[Begin]
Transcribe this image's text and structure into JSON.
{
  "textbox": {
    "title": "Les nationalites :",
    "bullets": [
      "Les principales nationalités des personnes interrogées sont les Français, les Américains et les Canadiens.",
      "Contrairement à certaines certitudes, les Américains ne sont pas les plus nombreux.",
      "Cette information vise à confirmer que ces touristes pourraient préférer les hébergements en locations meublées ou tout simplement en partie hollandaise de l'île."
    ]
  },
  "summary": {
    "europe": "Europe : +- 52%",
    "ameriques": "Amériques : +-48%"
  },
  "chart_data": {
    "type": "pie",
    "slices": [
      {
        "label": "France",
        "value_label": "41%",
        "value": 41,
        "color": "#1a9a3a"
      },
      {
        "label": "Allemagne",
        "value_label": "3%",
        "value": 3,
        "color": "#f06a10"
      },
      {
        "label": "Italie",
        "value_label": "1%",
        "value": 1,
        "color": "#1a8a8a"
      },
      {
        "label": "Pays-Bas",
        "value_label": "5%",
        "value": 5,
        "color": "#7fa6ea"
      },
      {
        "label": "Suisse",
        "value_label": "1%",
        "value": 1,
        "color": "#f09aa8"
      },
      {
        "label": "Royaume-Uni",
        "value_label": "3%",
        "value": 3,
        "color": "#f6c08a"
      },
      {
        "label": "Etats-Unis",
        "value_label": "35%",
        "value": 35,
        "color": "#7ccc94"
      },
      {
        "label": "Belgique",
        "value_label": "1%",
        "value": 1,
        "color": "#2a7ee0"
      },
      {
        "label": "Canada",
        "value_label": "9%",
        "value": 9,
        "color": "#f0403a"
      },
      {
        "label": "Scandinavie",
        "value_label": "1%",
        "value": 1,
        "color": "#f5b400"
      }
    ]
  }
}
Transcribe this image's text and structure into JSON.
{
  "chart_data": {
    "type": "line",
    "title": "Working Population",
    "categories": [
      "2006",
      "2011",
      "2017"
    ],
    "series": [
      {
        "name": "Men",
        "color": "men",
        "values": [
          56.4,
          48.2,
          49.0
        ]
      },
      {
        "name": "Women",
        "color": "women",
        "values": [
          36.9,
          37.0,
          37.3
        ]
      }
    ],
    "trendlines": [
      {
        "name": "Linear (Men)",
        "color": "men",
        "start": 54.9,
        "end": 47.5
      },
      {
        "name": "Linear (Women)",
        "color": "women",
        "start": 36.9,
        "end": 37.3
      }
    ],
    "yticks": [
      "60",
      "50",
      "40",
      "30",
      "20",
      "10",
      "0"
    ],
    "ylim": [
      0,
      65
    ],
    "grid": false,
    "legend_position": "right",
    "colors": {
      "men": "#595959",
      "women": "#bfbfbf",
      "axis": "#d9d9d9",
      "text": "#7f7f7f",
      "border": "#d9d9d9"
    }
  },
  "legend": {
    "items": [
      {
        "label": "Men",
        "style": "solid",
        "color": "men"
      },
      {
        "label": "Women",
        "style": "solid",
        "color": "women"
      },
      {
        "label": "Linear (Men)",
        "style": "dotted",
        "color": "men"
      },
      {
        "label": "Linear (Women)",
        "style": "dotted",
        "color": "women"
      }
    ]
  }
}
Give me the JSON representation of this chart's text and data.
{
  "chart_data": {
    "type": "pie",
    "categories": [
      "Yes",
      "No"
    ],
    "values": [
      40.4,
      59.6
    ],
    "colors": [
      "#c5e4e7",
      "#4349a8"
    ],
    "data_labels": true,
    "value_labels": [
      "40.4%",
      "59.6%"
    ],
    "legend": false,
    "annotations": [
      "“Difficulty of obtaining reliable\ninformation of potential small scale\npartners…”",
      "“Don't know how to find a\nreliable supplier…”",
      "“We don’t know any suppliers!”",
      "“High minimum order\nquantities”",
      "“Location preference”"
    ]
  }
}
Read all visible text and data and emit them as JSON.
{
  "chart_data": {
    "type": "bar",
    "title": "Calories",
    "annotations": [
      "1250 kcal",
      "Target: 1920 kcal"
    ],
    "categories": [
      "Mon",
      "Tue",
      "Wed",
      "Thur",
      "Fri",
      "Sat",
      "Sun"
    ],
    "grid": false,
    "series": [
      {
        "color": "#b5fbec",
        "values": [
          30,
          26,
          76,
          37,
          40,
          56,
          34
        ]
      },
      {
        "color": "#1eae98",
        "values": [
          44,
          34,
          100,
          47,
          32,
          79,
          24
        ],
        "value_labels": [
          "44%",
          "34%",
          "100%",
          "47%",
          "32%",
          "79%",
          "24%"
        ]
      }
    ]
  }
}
[End]
**Exercise goal:** Output the listing above word for word.

**Output for this task:**
Transcribe this image's text and structure into JSON.
{
  "textbox": {
    "title": "Les nationalites :",
    "bullets": [
      "Les principales nationalités des personnes interrogées sont les Français, les Américains et les Canadiens.",
      "Contrairement à certaines certitudes, les Américains ne sont pas les plus nombreux.",
      "Cette information vise à confirmer que ces touristes pourraient préférer les hébergements en locations meublées ou tout simplement en partie hollandaise de l'île."
    ]
  },
  "summary": {
    "europe": "Europe : +- 52%",
    "ameriques": "Amériques : +-48%"
  },
  "chart_data": {
    "type": "pie",
    "slices": [
      {
        "label": "France",
        "value_label": "41%",
        "value": 41,
        "color": "#1a9a3a"
      },
      {
        "label": "Allemagne",
        "value_label": "3%",
        "value": 3,
        "color": "#f06a10"
      },
      {
        "label": "Italie",
        "value_label": "1%",
        "value": 1,
        "color": "#1a8a8a"
      },
      {
        "label": "Pays-Bas",
        "value_label": "5%",
        "value": 5,
        "color": "#7fa6ea"
      },
      {
        "label": "Suisse",
        "value_label": "1%",
        "value": 1,
        "color": "#f09aa8"
      },
      {
        "label": "Royaume-Uni",
        "value_label": "3%",
        "value": 3,
        "color": "#f6c08a"
      },
      {
        "label": "Etats-Unis",
        "value_label": "35%",
        "value": 35,
        "color": "#7ccc94"
      },
      {
        "label": "Belgique",
        "value_label": "1%",
        "value": 1,
        "color": "#2a7ee0"
      },
      {
        "label": "Canada",
        "value_label": "9%",
        "value": 9,
        "color": "#f0403a"
      },
      {
        "label": "Scandinavie",
        "value_label": "1%",
        "value": 1,
        "color": "#f5b400"
      }
    ]
  }
}
Transcribe this image's text and structure into JSON.
{
  "chart_data": {
    "type": "line",
    "title": "Working Population",
    "categories": [
      "2006",
      "2011",
      "2017"
    ],
    "series": [
      {
        "name": "Men",
        "color": "men",
        "values": [
          56.4,
          48.2,
          49.0
        ]
      },
      {
        "name": "Women",
        "color": "women",
        "values": [
          36.9,
          37.0,
          37.3
        ]
      }
    ],
    "trendlines": [
      {
        "name": "Linear (Men)",
        "color": "men",
        "start": 54.9,
        "end": 47.5
      },
      {
        "name": "Linear (Women)",
        "color": "women",
        "start": 36.9,
        "end": 37.3
      }
    ],
    "yticks": [
      "60",
      "50",
      "40",
      "30",
      "20",
      "10",
      "0"
    ],
    "ylim": [
      0,
      65
    ],
    "grid": false,
    "legend_position": "right",
    "colors": {
      "men": "#595959",
      "women": "#bfbfbf",
      "axis": "#d9d9d9",
      "text": "#7f7f7f",
      "border": "#d9d9d9"
    }
  },
  "legend": {
    "items": [
      {
        "label": "Men",
        "style": "solid",
        "color": "men"
      },
      {
        "label": "Women",
        "style": "solid",
        "color": "women"
      },
      {
        "label": "Linear (Men)",
        "style": "dotted",
        "color": "men"
      },
      {
        "label": "Linear (Women)",
        "style": "dotted",
        "color": "women"
      }
    ]
  }
}
Give me the JSON representation of this chart's text and data.
{
  "chart_data": {
    "type": "pie",
    "categories": [
      "Yes",
      "No"
    ],
    "values": [
      40.4,
      59.6
    ],
    "colors": [
      "#c5e4e7",
      "#4349a8"
    ],
    "data_labels": true,
    "value_labels": [
      "40.4%",
      "59.6%"
    ],
    "legend": false,
    "annotations": [
      "“Difficulty of obtaining reliable\ninformation of potential small scale\npartners…”",
      "“Don't know how to find a\nreliable supplier…”",
      "“We don’t know any suppliers!”",
      "“High minimum order\nquantities”",
      "“Location preference”"
    ]
  }
}
Read all visible text and data and emit them as JSON.
{
  "chart_data": {
    "type": "bar",
    "title": "Calories",
    "annotations": [
      "1250 kcal",
      "Target: 1920 kcal"
    ],
    "categories": [
      "Mon",
      "Tue",
      "Wed",
      "Thur",
      "Fri",
      "Sat",
      "Sun"
    ],
    "grid": false,
    "series": [
      {
        "color": "#b5fbec",
        "values": [
          30,
          26,
          76,
          37,
          40,
          56,
          34
        ]
      },
      {
        "color": "#1eae98",
        "values": [
          44,
          34,
          100,
          47,
          32,
          79,
          24
        ],
        "value_labels": [
          "44%",
          "34%",
          "100%",
          "47%",
          "32%",
          "79%",
          "24%"
        ]
      }
    ]
  }
}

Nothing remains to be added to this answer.